TASK DETAILS: The exercise asks for every line of the data to be reproduced exactly.

(Stored data entries)
* * * * *
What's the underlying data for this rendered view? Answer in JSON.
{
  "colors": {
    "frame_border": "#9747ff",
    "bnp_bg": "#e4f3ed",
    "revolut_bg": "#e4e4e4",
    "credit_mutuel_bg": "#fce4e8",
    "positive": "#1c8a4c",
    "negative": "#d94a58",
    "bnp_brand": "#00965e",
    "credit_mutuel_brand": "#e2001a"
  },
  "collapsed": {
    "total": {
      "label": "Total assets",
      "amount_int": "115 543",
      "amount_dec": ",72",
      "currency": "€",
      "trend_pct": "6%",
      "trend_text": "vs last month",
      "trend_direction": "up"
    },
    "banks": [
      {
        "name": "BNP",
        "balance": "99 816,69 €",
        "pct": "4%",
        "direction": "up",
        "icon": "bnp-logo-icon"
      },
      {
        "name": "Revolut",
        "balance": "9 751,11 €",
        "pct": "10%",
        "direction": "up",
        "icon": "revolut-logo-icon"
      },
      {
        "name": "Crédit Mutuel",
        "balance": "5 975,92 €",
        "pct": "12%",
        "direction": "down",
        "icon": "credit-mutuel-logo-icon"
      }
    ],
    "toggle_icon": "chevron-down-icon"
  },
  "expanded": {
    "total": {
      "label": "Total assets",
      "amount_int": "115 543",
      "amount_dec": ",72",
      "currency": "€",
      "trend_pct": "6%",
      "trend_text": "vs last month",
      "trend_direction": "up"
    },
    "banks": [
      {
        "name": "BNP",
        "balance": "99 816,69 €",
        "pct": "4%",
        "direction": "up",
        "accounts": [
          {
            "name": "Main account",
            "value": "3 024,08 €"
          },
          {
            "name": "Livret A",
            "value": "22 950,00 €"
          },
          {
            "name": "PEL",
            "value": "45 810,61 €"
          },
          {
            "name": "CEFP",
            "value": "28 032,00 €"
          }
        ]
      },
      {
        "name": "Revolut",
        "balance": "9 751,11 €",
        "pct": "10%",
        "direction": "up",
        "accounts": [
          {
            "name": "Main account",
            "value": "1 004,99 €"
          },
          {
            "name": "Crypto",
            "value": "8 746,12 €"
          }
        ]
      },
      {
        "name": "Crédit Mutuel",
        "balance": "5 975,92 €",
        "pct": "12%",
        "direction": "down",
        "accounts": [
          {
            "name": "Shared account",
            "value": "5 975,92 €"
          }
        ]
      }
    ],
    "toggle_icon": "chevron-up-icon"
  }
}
* * * * *
SOLUTION TO THE PROBLEM:
What's the underlying data for this rendered view? Answer in JSON.
{
  "colors": {
    "frame_border": "#9747ff",
    "bnp_bg": "#e4f3ed",
    "revolut_bg": "#e4e4e4",
    "credit_mutuel_bg": "#fce4e8",
    "positive": "#1c8a4c",
    "negative": "#d94a58",
    "bnp_brand": "#00965e",
    "credit_mutuel_brand": "#e2001a"
  },
  "collapsed": {
    "total": {
      "label": "Total assets",
      "amount_int": "115 543",
      "amount_dec": ",72",
      "currency": "€",
      "trend_pct": "6%",
      "trend_text": "vs last month",
      "trend_direction": "up"
    },
    "banks": [
      {
        "name": "BNP",
        "balance": "99 816,69 €",
        "pct": "4%",
        "direction": "up",
        "icon": "bnp-logo-icon"
      },
      {
        "name": "Revolut",
        "balance": "9 751,11 €",
        "pct": "10%",
        "direction": "up",
        "icon": "revolut-logo-icon"
      },
      {
        "name": "Crédit Mutuel",
        "balance": "5 975,92 €",
        "pct": "12%",
        "direction": "down",
        "icon": "credit-mutuel-logo-icon"
      }
    ],
    "toggle_icon": "chevron-down-icon"
  },
  "expanded": {
    "total": {
      "label": "Total assets",
      "amount_int": "115 543",
      "amount_dec": ",72",
      "currency": "€",
      "trend_pct": "6%",
      "trend_text": "vs last month",
      "trend_direction": "up"
    },
    "banks": [
      {
        "name": "BNP",
        "balance": "99 816,69 €",
        "pct": "4%",
        "direction": "up",
        "accounts": [
          {
            "name": "Main account",
            "value": "3 024,08 €"
          },
          {
            "name": "Livret A",
            "value": "22 950,00 €"
          },
          {
            "name": "PEL",
            "value": "45 810,61 €"
          },
          {
            "name": "CEFP",
            "value": "28 032,00 €"
          }
        ]
      },
      {
        "name": "Revolut",
        "balance": "9 751,11 €",
        "pct": "10%",
        "direction": "up",
        "accounts": [
          {
            "name": "Main account",
            "value": "1 004,99 €"
          },
          {
            "name": "Crypto",
            "value": "8 746,12 €"
          }
        ]
      },
      {
        "name": "Crédit Mutuel",
        "balance": "5 975,92 €",
        "pct": "12%",
        "direction": "down",
        "accounts": [
          {
            "name": "Shared account",
            "value": "5 975,92 €"
          }
        ]
      }
    ],
    "toggle_icon": "chevron-up-icon"
  }
}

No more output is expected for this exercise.